Extracted records:

•••

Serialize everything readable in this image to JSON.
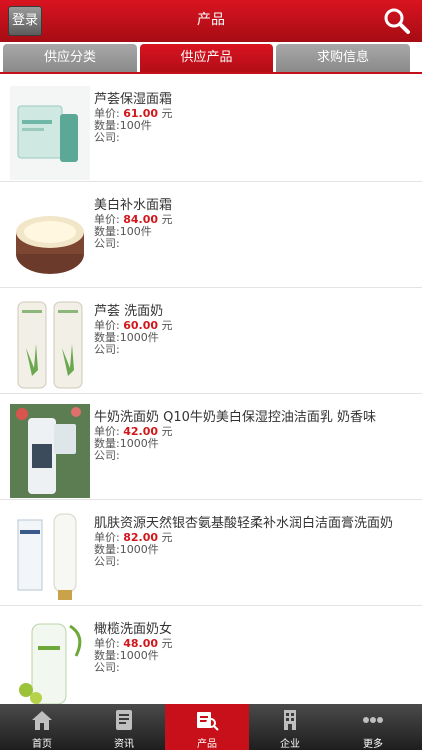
{
  "header": {
    "login_label": "登录",
    "title": "产品"
  },
  "tabs": [
    {
      "label": "供应分类"
    },
    {
      "label": "供应产品"
    },
    {
      "label": "求购信息"
    }
  ],
  "labels": {
    "unit_price": "单价:",
    "currency": "元",
    "quantity": "数量:",
    "company": "公司:"
  },
  "products": [
    {
      "name": "芦荟保湿面霜",
      "price": "61.00",
      "quantity": "100件"
    },
    {
      "name": "美白补水面霜",
      "price": "84.00",
      "quantity": "100件"
    },
    {
      "name": "芦荟 洗面奶",
      "price": "60.00",
      "quantity": "1000件"
    },
    {
      "name": "牛奶洗面奶 Q10牛奶美白保湿控油洁面乳 奶香味",
      "price": "42.00",
      "quantity": "1000件"
    },
    {
      "name": "肌肤资源天然银杏氨基酸轻柔补水润白洁面膏洗面奶",
      "price": "82.00",
      "quantity": "1000件"
    },
    {
      "name": "橄榄洗面奶女",
      "price": "48.00",
      "quantity": "1000件"
    }
  ],
  "tabbar": [
    {
      "label": "首页",
      "icon": "home-icon"
    },
    {
      "label": "资讯",
      "icon": "news-icon"
    },
    {
      "label": "产品",
      "icon": "product-icon"
    },
    {
      "label": "企业",
      "icon": "building-icon"
    },
    {
      "label": "更多",
      "icon": "more-icon"
    }
  ],
  "colors": {
    "brand_red": "#c8101a",
    "price_red": "#d0181c",
    "tab_gray": "#999999"
  }
}
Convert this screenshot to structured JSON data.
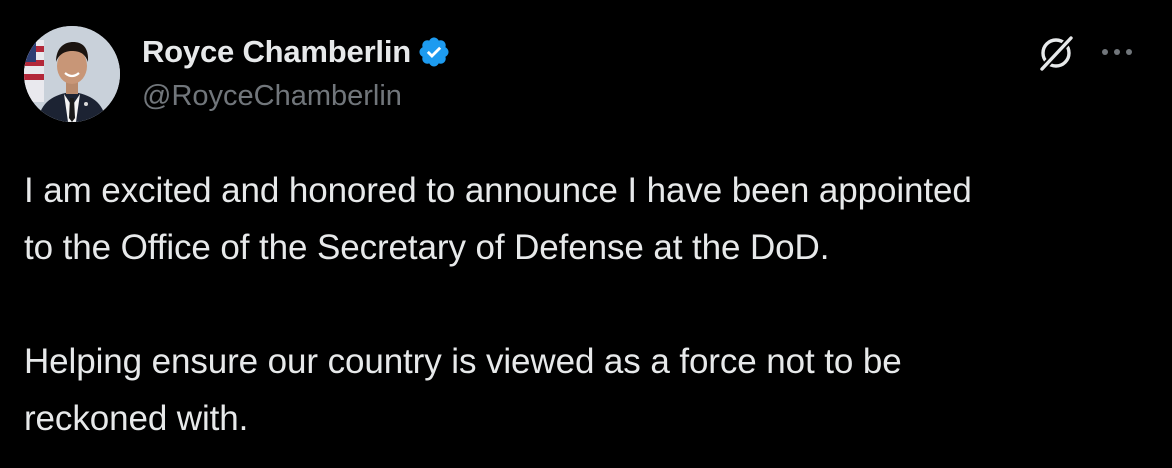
{
  "author": {
    "display_name": "Royce Chamberlin",
    "handle": "@RoyceChamberlin",
    "verified": true,
    "verified_color": "#1d9bf0"
  },
  "actions": {
    "grok_icon": "grok-icon",
    "more_icon": "more-horizontal-icon"
  },
  "post": {
    "paragraph_1_line_1": "I am excited and honored to announce I have been appointed",
    "paragraph_1_line_2": "to the Office of the Secretary of Defense at the DoD.",
    "paragraph_2_line_1": "Helping ensure our country is viewed as a force not to be",
    "paragraph_2_line_2": "reckoned with."
  },
  "colors": {
    "background": "#000000",
    "primary_text": "#e7e9ea",
    "secondary_text": "#71767b"
  }
}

•••

Instruction » Copy out all the records exactly, excluding pictures.

Final answer »
Serialize everything readable in this image to JSON.
{
  "header": {
    "login_label": "登录",
    "title": "产品"
  },
  "tabs": [
    {
      "label": "供应分类"
    },
    {
      "label": "供应产品"
    },
    {
      "label": "求购信息"
    }
  ],
  "labels": {
    "unit_price": "单价:",
    "currency": "元",
    "quantity": "数量:",
    "company": "公司:"
  },
  "products": [
    {
      "name": "芦荟保湿面霜",
      "price": "61.00",
      "quantity": "100件"
    },
    {
      "name": "美白补水面霜",
      "price": "84.00",
      "quantity": "100件"
    },
    {
      "name": "芦荟 洗面奶",
      "price": "60.00",
      "quantity": "1000件"
    },
    {
      "name": "牛奶洗面奶 Q10牛奶美白保湿控油洁面乳 奶香味",
      "price": "42.00",
      "quantity": "1000件"
    },
    {
      "name": "肌肤资源天然银杏氨基酸轻柔补水润白洁面膏洗面奶",
      "price": "82.00",
      "quantity": "1000件"
    },
    {
      "name": "橄榄洗面奶女",
      "price": "48.00",
      "quantity": "1000件"
    }
  ],
  "tabbar": [
    {
      "label": "首页",
      "icon": "home-icon"
    },
    {
      "label": "资讯",
      "icon": "news-icon"
    },
    {
      "label": "产品",
      "icon": "product-icon"
    },
    {
      "label": "企业",
      "icon": "building-icon"
    },
    {
      "label": "更多",
      "icon": "more-icon"
    }
  ],
  "colors": {
    "brand_red": "#c8101a",
    "price_red": "#d0181c",
    "tab_gray": "#999999"
  }
}
Convert this screenshot to structured JSON data.
{
  "author": {
    "display_name": "Royce Chamberlin",
    "handle": "@RoyceChamberlin",
    "verified": true,
    "verified_color": "#1d9bf0"
  },
  "actions": {
    "grok_icon": "grok-icon",
    "more_icon": "more-horizontal-icon"
  },
  "post": {
    "paragraph_1_line_1": "I am excited and honored to announce I have been appointed",
    "paragraph_1_line_2": "to the Office of the Secretary of Defense at the DoD.",
    "paragraph_2_line_1": "Helping ensure our country is viewed as a force not to be",
    "paragraph_2_line_2": "reckoned with."
  },
  "colors": {
    "background": "#000000",
    "primary_text": "#e7e9ea",
    "secondary_text": "#71767b"
  }
}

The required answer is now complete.